**DESCRIPTION OF THE TASK:**
Repeat every record below exactly, omitting any pictures.

(begin)

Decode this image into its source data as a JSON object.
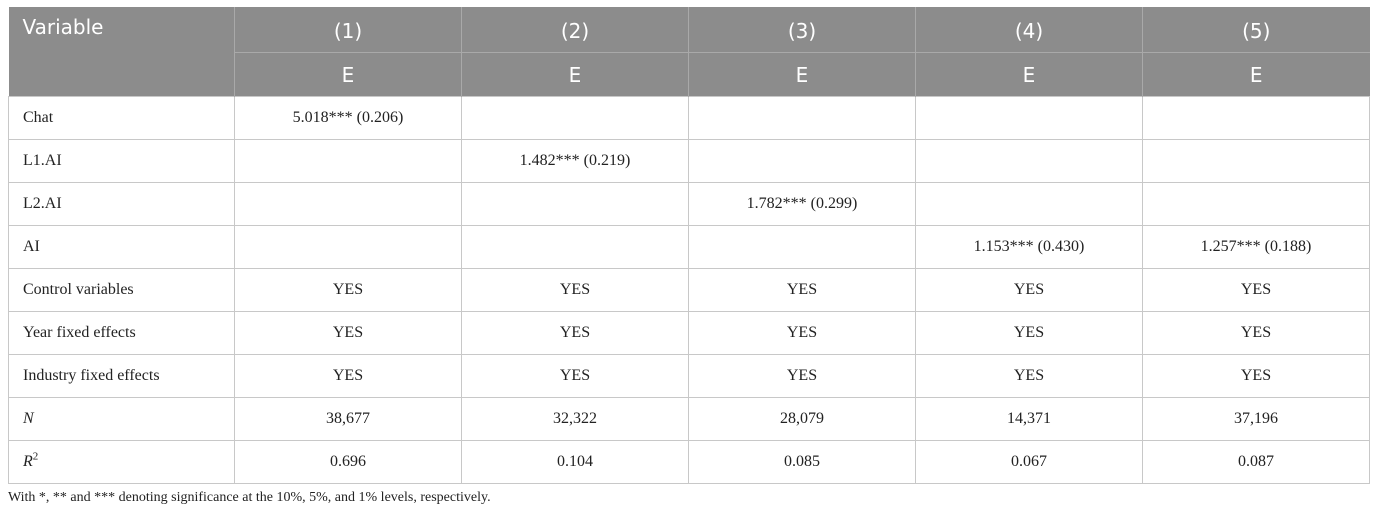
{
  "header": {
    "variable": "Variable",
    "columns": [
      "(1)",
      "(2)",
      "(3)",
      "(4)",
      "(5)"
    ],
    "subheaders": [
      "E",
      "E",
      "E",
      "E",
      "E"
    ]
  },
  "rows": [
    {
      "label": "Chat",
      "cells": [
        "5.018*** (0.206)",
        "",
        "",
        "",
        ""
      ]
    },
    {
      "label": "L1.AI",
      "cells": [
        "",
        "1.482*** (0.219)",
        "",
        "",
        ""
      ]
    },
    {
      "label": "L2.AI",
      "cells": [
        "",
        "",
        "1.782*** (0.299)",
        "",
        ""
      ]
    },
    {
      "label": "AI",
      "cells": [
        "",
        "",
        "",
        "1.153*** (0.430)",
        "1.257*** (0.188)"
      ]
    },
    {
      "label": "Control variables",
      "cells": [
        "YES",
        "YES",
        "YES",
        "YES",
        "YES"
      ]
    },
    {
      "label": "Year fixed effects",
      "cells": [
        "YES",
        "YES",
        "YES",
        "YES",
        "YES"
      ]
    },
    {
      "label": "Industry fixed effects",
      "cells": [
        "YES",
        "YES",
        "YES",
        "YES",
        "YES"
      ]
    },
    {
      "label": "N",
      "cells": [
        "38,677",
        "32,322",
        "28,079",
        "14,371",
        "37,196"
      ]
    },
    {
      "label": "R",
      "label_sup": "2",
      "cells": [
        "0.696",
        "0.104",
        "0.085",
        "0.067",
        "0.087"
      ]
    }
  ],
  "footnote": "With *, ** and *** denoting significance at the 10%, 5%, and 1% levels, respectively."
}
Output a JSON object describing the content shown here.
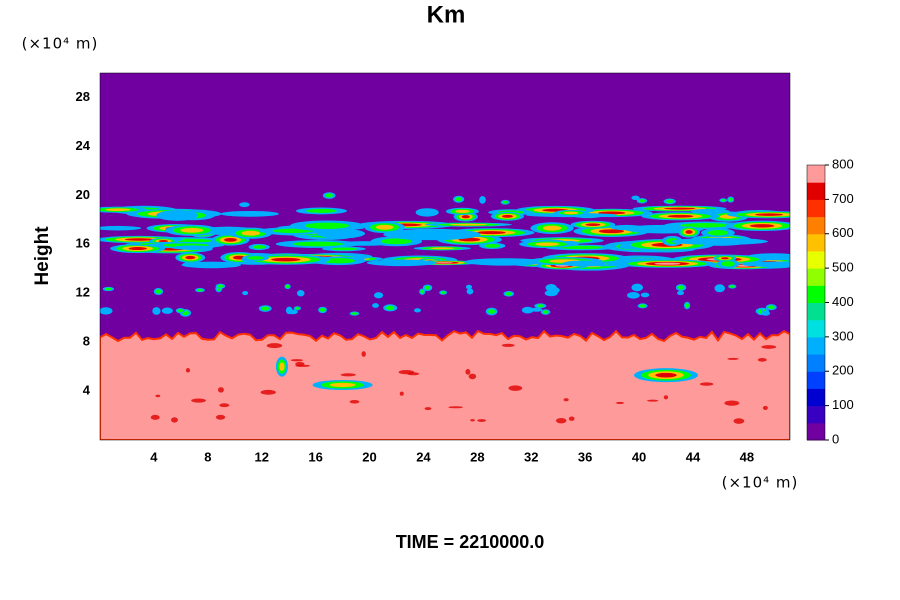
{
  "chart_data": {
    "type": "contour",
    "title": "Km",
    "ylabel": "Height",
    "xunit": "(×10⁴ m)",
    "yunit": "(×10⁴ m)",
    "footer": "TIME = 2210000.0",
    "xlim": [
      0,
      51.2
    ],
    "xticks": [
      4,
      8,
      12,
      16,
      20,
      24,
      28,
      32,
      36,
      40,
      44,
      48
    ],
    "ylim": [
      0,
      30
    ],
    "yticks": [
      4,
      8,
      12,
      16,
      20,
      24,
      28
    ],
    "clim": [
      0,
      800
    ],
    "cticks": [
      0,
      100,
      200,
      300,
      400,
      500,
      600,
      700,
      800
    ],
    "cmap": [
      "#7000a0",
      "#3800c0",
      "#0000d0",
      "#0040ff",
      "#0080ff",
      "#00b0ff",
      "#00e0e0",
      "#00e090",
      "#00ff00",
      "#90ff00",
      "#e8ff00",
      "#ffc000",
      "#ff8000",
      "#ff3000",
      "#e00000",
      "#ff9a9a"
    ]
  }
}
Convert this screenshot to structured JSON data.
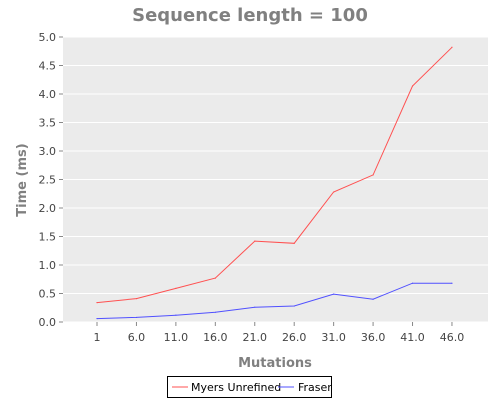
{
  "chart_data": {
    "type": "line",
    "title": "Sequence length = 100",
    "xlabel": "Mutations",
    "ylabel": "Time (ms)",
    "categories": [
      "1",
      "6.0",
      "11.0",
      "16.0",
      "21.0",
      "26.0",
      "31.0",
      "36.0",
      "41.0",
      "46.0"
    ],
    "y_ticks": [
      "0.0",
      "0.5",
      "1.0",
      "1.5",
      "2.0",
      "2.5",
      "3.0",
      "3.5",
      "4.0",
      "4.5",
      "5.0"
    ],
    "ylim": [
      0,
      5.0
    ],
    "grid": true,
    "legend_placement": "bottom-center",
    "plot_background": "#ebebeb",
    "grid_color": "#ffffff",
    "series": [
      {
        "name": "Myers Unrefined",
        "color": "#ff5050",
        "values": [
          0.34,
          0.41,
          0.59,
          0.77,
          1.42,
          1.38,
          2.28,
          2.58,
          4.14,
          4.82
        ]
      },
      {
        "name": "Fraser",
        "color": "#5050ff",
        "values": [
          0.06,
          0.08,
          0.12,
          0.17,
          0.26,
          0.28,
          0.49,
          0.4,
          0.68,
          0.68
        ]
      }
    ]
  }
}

(end)

**FULL OUTPUT:**
Decode this image into its source data as a JSON object.
{
  "header": {
    "variable": "Variable",
    "columns": [
      "(1)",
      "(2)",
      "(3)",
      "(4)",
      "(5)"
    ],
    "subheaders": [
      "E",
      "E",
      "E",
      "E",
      "E"
    ]
  },
  "rows": [
    {
      "label": "Chat",
      "cells": [
        "5.018*** (0.206)",
        "",
        "",
        "",
        ""
      ]
    },
    {
      "label": "L1.AI",
      "cells": [
        "",
        "1.482*** (0.219)",
        "",
        "",
        ""
      ]
    },
    {
      "label": "L2.AI",
      "cells": [
        "",
        "",
        "1.782*** (0.299)",
        "",
        ""
      ]
    },
    {
      "label": "AI",
      "cells": [
        "",
        "",
        "",
        "1.153*** (0.430)",
        "1.257*** (0.188)"
      ]
    },
    {
      "label": "Control variables",
      "cells": [
        "YES",
        "YES",
        "YES",
        "YES",
        "YES"
      ]
    },
    {
      "label": "Year fixed effects",
      "cells": [
        "YES",
        "YES",
        "YES",
        "YES",
        "YES"
      ]
    },
    {
      "label": "Industry fixed effects",
      "cells": [
        "YES",
        "YES",
        "YES",
        "YES",
        "YES"
      ]
    },
    {
      "label": "N",
      "cells": [
        "38,677",
        "32,322",
        "28,079",
        "14,371",
        "37,196"
      ]
    },
    {
      "label": "R",
      "label_sup": "2",
      "cells": [
        "0.696",
        "0.104",
        "0.085",
        "0.067",
        "0.087"
      ]
    }
  ],
  "footnote": "With *, ** and *** denoting significance at the 10%, 5%, and 1% levels, respectively."
}
Output a JSON object describing the content shown here.
{
  "chart_data": {
    "type": "contour",
    "title": "Km",
    "ylabel": "Height",
    "xunit": "(×10⁴ m)",
    "yunit": "(×10⁴ m)",
    "footer": "TIME = 2210000.0",
    "xlim": [
      0,
      51.2
    ],
    "xticks": [
      4,
      8,
      12,
      16,
      20,
      24,
      28,
      32,
      36,
      40,
      44,
      48
    ],
    "ylim": [
      0,
      30
    ],
    "yticks": [
      4,
      8,
      12,
      16,
      20,
      24,
      28
    ],
    "clim": [
      0,
      800
    ],
    "cticks": [
      0,
      100,
      200,
      300,
      400,
      500,
      600,
      700,
      800
    ],
    "cmap": [
      "#7000a0",
      "#3800c0",
      "#0000d0",
      "#0040ff",
      "#0080ff",
      "#00b0ff",
      "#00e0e0",
      "#00e090",
      "#00ff00",
      "#90ff00",
      "#e8ff00",
      "#ffc000",
      "#ff8000",
      "#ff3000",
      "#e00000",
      "#ff9a9a"
    ]
  }
}
Convert this screenshot to structured JSON data.
{
  "chart_data": {
    "type": "line",
    "title": "Sequence length = 100",
    "xlabel": "Mutations",
    "ylabel": "Time (ms)",
    "categories": [
      "1",
      "6.0",
      "11.0",
      "16.0",
      "21.0",
      "26.0",
      "31.0",
      "36.0",
      "41.0",
      "46.0"
    ],
    "y_ticks": [
      "0.0",
      "0.5",
      "1.0",
      "1.5",
      "2.0",
      "2.5",
      "3.0",
      "3.5",
      "4.0",
      "4.5",
      "5.0"
    ],
    "ylim": [
      0,
      5.0
    ],
    "grid": true,
    "legend_placement": "bottom-center",
    "plot_background": "#ebebeb",
    "grid_color": "#ffffff",
    "series": [
      {
        "name": "Myers Unrefined",
        "color": "#ff5050",
        "values": [
          0.34,
          0.41,
          0.59,
          0.77,
          1.42,
          1.38,
          2.28,
          2.58,
          4.14,
          4.82
        ]
      },
      {
        "name": "Fraser",
        "color": "#5050ff",
        "values": [
          0.06,
          0.08,
          0.12,
          0.17,
          0.26,
          0.28,
          0.49,
          0.4,
          0.68,
          0.68
        ]
      }
    ]
  }
}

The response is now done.